Text under study:

───

Rufus
Rufus

Reputation: 121

"is"-reference or gettype()

I'm searching inside some controls in my WinForms Form, with the help of foreach statements. I'm comparing the object i find through a "is"-reference (a is DataGridView). With "a" being an object in a control collecion. That works fine so far, because the compared objects on my form are all sufficiantly different from one another.

In a new form i created i'm using a derived version of a DataGridView called my_datagridview. So when a my_datagridview is compared to a DataGridView through a "is"-reference no exception is thrown, which is "wrong" cause i want to handle the two seperately.

Is there a way to compare my_datagridview and DataGridView properly?

Upvotes: 2

Views: 224

Answers (6)

Anirudha
Anirudha

Reputation: 32807

Upcast always succeeds and downcast always fails!

So when you upcast my_datagridview to DataGridView it would always succeed!

Doing this would cause an InvalidCastException as the downcast fails!

DataGridView dgv = new DataGridView();
myDataGrivView m_dgv = (myDataGridView)dgv;

To avoid throwing of the above exception,you can use the as operator!

Instead of throwing exception it returns null if the downcast fails!

DataGridView dgv = new DataGridView();
myDataGrivView m_dgv =dgv as myDataGridView;

if(m_dgv==null)

───

Problems to solve:
1/ From the DataGridView post, echo the part between "Answers (6)" and "would always succeed!", inclusive.
2/ In the DataGridView post, which labels are followed by a colon and a number? Give each label with its number.
3/ Shorten the paragraph of the DataGridView post that begins "In a new form i created", keeping its main facts.

───

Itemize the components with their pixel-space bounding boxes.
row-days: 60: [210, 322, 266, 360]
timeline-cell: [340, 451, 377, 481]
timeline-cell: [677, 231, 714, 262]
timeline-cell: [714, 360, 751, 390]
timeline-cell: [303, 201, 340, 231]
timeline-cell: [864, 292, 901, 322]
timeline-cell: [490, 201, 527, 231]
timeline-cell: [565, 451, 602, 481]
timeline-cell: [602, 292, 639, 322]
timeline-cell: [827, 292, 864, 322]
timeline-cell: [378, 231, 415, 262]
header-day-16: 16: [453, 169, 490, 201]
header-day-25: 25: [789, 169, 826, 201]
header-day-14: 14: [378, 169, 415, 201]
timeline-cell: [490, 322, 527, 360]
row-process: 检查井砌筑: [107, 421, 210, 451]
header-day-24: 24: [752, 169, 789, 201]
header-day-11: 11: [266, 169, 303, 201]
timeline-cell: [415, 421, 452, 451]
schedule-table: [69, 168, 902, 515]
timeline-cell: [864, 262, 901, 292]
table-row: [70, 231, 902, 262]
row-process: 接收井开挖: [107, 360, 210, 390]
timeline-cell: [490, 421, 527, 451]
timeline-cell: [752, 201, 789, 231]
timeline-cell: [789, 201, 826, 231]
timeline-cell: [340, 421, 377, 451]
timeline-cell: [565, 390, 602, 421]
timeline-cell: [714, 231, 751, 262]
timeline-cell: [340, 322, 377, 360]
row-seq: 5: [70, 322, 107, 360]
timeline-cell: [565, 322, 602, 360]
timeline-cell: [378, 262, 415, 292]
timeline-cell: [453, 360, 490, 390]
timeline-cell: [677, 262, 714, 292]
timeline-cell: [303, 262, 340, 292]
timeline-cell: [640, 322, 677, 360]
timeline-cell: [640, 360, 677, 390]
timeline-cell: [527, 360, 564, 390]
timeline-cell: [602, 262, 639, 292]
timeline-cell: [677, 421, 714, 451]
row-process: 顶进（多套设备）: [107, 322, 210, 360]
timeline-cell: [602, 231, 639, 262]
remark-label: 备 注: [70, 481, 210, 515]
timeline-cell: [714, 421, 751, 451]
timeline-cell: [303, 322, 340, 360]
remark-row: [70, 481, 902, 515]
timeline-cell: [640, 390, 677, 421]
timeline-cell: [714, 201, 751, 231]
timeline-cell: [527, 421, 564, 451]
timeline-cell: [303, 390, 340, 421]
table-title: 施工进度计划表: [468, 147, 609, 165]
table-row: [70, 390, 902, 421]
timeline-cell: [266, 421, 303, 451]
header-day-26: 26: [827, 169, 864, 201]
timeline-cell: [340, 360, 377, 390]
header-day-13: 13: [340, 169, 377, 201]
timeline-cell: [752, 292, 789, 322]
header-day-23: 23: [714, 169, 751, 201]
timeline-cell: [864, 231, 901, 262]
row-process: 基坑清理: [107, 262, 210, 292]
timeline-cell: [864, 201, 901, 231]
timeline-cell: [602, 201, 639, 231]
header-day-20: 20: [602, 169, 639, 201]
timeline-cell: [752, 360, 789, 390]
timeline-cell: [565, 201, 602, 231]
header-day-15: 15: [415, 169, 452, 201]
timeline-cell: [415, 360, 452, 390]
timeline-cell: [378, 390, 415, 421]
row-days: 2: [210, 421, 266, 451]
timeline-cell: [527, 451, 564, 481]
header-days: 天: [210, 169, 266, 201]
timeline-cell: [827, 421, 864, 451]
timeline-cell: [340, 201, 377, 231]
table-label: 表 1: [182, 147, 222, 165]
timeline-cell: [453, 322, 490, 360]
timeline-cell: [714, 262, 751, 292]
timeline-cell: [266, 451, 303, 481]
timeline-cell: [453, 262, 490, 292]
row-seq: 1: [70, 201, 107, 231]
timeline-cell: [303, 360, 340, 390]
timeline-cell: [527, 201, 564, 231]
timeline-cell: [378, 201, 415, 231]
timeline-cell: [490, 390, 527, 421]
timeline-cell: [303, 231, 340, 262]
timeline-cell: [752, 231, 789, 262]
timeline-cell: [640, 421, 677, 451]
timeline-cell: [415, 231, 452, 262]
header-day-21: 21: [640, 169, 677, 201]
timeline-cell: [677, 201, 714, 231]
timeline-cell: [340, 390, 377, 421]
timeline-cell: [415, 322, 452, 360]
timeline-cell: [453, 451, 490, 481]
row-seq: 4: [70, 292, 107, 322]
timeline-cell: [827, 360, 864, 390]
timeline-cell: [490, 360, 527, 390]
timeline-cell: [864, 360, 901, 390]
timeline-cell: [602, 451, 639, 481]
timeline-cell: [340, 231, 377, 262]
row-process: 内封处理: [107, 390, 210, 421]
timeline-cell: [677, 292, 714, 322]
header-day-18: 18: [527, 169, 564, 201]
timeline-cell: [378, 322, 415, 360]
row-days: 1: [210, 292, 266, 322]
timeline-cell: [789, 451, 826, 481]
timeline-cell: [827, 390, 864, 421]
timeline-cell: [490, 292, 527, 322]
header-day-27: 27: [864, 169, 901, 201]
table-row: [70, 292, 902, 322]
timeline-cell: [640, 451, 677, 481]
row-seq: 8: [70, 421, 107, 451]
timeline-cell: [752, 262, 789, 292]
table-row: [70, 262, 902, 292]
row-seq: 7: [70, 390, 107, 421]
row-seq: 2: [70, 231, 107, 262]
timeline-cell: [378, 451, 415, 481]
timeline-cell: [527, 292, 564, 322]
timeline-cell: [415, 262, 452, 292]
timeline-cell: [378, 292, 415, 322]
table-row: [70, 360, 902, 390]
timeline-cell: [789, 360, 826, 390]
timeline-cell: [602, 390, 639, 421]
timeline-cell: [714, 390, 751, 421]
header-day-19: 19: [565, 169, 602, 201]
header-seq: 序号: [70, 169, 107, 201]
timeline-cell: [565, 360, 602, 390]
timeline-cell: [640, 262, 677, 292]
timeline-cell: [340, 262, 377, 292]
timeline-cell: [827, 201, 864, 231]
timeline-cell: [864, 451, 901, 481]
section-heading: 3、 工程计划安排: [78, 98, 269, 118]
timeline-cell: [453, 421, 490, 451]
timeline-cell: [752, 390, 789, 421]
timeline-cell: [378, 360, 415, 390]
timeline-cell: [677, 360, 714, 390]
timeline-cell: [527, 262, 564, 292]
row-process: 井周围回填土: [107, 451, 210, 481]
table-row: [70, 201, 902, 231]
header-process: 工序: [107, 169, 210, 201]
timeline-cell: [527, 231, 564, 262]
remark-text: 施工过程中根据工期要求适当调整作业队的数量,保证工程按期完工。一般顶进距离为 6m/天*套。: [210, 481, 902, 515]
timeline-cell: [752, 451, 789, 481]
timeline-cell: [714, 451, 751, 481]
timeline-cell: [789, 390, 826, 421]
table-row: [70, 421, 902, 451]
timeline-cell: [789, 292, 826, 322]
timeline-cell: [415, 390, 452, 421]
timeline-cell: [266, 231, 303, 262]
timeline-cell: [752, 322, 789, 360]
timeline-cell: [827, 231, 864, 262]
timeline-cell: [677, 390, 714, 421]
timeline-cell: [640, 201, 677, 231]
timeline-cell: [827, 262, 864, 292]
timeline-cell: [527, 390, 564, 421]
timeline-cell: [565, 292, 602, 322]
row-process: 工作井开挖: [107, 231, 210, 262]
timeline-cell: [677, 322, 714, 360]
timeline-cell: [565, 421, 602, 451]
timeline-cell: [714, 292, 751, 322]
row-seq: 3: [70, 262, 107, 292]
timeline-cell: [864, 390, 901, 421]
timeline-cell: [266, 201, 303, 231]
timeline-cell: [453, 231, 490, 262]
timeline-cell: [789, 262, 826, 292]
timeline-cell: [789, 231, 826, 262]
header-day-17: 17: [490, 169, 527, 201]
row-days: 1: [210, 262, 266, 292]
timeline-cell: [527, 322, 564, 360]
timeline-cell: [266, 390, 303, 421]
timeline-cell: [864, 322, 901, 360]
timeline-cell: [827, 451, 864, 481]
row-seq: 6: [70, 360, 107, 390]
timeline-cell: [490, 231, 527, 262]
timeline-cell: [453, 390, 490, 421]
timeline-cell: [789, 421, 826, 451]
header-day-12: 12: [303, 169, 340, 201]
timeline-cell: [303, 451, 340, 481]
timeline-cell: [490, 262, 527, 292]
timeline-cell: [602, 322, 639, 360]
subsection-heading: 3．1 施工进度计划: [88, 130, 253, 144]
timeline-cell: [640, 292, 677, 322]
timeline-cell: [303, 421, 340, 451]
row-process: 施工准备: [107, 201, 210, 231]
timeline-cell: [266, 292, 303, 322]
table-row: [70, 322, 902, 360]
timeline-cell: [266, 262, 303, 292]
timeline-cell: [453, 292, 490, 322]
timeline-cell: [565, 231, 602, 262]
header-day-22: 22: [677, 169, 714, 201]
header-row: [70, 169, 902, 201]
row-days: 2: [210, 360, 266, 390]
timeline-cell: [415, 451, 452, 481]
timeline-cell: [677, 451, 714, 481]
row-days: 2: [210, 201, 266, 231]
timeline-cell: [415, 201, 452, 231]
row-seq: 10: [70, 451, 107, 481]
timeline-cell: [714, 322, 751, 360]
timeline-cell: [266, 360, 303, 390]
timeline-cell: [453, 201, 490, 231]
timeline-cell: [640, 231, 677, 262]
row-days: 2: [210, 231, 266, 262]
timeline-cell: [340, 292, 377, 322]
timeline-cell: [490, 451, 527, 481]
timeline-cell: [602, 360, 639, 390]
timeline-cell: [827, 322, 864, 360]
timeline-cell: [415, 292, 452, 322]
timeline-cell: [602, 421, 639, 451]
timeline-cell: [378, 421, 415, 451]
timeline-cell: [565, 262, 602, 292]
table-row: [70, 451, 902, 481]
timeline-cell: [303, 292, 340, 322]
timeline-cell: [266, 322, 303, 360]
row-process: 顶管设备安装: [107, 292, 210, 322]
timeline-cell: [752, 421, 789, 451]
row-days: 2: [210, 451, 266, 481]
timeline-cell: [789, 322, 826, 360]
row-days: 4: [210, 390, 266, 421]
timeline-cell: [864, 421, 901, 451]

───

Answers provided:
1/
Answers (6)

Anirudha
Anirudha

Reputation: 32807

Upcast always succeeds and downcast always fails!

So when you upcast my_datagridview to DataGridView it would always succeed!

2/
Reputation: 121
Upvotes: 2
Views: 224
Reputation: 32807

3/ A new form uses my_datagridview, a class derived from DataGridView. Comparing a my_datagridview to DataGridView with an "is"-reference throws no exception. The writer calls this "wrong" because the two should be handled separately.